What the task requires
Reproduce the listing that follows with no differences at all.

Data provided
------

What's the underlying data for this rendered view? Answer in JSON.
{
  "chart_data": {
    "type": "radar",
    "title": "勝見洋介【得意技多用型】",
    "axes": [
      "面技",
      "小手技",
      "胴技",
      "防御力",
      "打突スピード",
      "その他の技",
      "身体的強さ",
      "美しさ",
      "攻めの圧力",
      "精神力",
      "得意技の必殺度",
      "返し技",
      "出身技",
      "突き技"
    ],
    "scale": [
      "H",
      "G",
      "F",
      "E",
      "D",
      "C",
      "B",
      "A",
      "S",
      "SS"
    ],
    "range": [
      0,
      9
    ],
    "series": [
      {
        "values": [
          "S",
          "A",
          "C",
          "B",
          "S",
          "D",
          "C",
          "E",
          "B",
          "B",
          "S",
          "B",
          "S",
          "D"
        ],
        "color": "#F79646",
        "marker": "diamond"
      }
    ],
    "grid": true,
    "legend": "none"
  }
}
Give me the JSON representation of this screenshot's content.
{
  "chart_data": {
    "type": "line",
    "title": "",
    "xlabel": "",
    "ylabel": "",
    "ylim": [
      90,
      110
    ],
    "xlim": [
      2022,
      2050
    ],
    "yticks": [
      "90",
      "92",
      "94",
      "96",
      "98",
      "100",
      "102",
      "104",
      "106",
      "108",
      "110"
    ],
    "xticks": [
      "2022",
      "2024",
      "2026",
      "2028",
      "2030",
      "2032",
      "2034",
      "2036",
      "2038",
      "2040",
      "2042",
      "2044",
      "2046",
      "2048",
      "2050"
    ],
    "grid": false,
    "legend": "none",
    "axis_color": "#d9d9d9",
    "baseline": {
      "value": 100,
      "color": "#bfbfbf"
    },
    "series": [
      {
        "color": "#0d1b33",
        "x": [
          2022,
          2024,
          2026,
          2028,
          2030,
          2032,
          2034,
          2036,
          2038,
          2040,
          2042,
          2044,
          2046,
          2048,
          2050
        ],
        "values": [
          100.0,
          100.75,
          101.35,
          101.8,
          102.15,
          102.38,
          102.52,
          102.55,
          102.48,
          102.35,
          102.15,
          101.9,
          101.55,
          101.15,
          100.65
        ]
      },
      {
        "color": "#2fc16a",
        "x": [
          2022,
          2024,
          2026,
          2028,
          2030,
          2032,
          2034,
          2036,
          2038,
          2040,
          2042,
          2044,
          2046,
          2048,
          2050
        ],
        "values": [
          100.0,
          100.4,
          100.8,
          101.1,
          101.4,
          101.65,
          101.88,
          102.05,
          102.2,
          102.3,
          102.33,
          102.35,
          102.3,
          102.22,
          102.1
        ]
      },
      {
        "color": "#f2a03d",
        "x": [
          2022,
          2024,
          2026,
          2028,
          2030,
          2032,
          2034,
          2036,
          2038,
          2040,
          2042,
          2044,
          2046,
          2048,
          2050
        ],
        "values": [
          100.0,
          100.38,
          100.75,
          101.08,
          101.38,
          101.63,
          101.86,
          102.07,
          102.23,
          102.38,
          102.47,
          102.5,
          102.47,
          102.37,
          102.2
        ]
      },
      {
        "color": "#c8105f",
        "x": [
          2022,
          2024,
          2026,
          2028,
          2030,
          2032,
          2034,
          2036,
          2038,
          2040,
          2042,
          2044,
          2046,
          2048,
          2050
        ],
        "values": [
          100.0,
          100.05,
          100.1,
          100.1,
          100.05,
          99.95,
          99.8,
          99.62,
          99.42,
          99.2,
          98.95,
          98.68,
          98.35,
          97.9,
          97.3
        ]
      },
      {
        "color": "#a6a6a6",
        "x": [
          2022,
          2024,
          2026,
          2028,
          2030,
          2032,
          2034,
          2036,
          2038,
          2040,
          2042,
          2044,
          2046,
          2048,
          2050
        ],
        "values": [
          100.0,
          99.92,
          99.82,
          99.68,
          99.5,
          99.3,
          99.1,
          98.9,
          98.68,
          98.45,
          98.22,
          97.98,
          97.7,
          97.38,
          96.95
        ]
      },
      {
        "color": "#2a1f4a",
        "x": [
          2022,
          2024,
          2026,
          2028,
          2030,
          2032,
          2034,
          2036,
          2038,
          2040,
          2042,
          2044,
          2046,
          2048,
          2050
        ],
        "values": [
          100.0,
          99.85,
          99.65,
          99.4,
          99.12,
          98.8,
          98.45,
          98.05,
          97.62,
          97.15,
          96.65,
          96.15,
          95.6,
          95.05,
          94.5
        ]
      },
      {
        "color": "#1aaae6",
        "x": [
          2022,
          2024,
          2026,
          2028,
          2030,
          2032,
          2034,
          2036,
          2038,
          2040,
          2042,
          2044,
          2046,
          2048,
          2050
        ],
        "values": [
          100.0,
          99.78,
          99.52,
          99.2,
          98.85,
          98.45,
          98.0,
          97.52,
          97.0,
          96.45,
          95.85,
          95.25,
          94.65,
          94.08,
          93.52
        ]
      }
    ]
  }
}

------

Output below
What's the underlying data for this rendered view? Answer in JSON.
{
  "chart_data": {
    "type": "radar",
    "title": "勝見洋介【得意技多用型】",
    "axes": [
      "面技",
      "小手技",
      "胴技",
      "防御力",
      "打突スピード",
      "その他の技",
      "身体的強さ",
      "美しさ",
      "攻めの圧力",
      "精神力",
      "得意技の必殺度",
      "返し技",
      "出身技",
      "突き技"
    ],
    "scale": [
      "H",
      "G",
      "F",
      "E",
      "D",
      "C",
      "B",
      "A",
      "S",
      "SS"
    ],
    "range": [
      0,
      9
    ],
    "series": [
      {
        "values": [
          "S",
          "A",
          "C",
          "B",
          "S",
          "D",
          "C",
          "E",
          "B",
          "B",
          "S",
          "B",
          "S",
          "D"
        ],
        "color": "#F79646",
        "marker": "diamond"
      }
    ],
    "grid": true,
    "legend": "none"
  }
}
Give me the JSON representation of this screenshot's content.
{
  "chart_data": {
    "type": "line",
    "title": "",
    "xlabel": "",
    "ylabel": "",
    "ylim": [
      90,
      110
    ],
    "xlim": [
      2022,
      2050
    ],
    "yticks": [
      "90",
      "92",
      "94",
      "96",
      "98",
      "100",
      "102",
      "104",
      "106",
      "108",
      "110"
    ],
    "xticks": [
      "2022",
      "2024",
      "2026",
      "2028",
      "2030",
      "2032",
      "2034",
      "2036",
      "2038",
      "2040",
      "2042",
      "2044",
      "2046",
      "2048",
      "2050"
    ],
    "grid": false,
    "legend": "none",
    "axis_color": "#d9d9d9",
    "baseline": {
      "value": 100,
      "color": "#bfbfbf"
    },
    "series": [
      {
        "color": "#0d1b33",
        "x": [
          2022,
          2024,
          2026,
          2028,
          2030,
          2032,
          2034,
          2036,
          2038,
          2040,
          2042,
          2044,
          2046,
          2048,
          2050
        ],
        "values": [
          100.0,
          100.75,
          101.35,
          101.8,
          102.15,
          102.38,
          102.52,
          102.55,
          102.48,
          102.35,
          102.15,
          101.9,
          101.55,
          101.15,
          100.65
        ]
      },
      {
        "color": "#2fc16a",
        "x": [
          2022,
          2024,
          2026,
          2028,
          2030,
          2032,
          2034,
          2036,
          2038,
          2040,
          2042,
          2044,
          2046,
          2048,
          2050
        ],
        "values": [
          100.0,
          100.4,
          100.8,
          101.1,
          101.4,
          101.65,
          101.88,
          102.05,
          102.2,
          102.3,
          102.33,
          102.35,
          102.3,
          102.22,
          102.1
        ]
      },
      {
        "color": "#f2a03d",
        "x": [
          2022,
          2024,
          2026,
          2028,
          2030,
          2032,
          2034,
          2036,
          2038,
          2040,
          2042,
          2044,
          2046,
          2048,
          2050
        ],
        "values": [
          100.0,
          100.38,
          100.75,
          101.08,
          101.38,
          101.63,
          101.86,
          102.07,
          102.23,
          102.38,
          102.47,
          102.5,
          102.47,
          102.37,
          102.2
        ]
      },
      {
        "color": "#c8105f",
        "x": [
          2022,
          2024,
          2026,
          2028,
          2030,
          2032,
          2034,
          2036,
          2038,
          2040,
          2042,
          2044,
          2046,
          2048,
          2050
        ],
        "values": [
          100.0,
          100.05,
          100.1,
          100.1,
          100.05,
          99.95,
          99.8,
          99.62,
          99.42,
          99.2,
          98.95,
          98.68,
          98.35,
          97.9,
          97.3
        ]
      },
      {
        "color": "#a6a6a6",
        "x": [
          2022,
          2024,
          2026,
          2028,
          2030,
          2032,
          2034,
          2036,
          2038,
          2040,
          2042,
          2044,
          2046,
          2048,
          2050
        ],
        "values": [
          100.0,
          99.92,
          99.82,
          99.68,
          99.5,
          99.3,
          99.1,
          98.9,
          98.68,
          98.45,
          98.22,
          97.98,
          97.7,
          97.38,
          96.95
        ]
      },
      {
        "color": "#2a1f4a",
        "x": [
          2022,
          2024,
          2026,
          2028,
          2030,
          2032,
          2034,
          2036,
          2038,
          2040,
          2042,
          2044,
          2046,
          2048,
          2050
        ],
        "values": [
          100.0,
          99.85,
          99.65,
          99.4,
          99.12,
          98.8,
          98.45,
          98.05,
          97.62,
          97.15,
          96.65,
          96.15,
          95.6,
          95.05,
          94.5
        ]
      },
      {
        "color": "#1aaae6",
        "x": [
          2022,
          2024,
          2026,
          2028,
          2030,
          2032,
          2034,
          2036,
          2038,
          2040,
          2042,
          2044,
          2046,
          2048,
          2050
        ],
        "values": [
          100.0,
          99.78,
          99.52,
          99.2,
          98.85,
          98.45,
          98.0,
          97.52,
          97.0,
          96.45,
          95.85,
          95.25,
          94.65,
          94.08,
          93.52
        ]
      }
    ]
  }
}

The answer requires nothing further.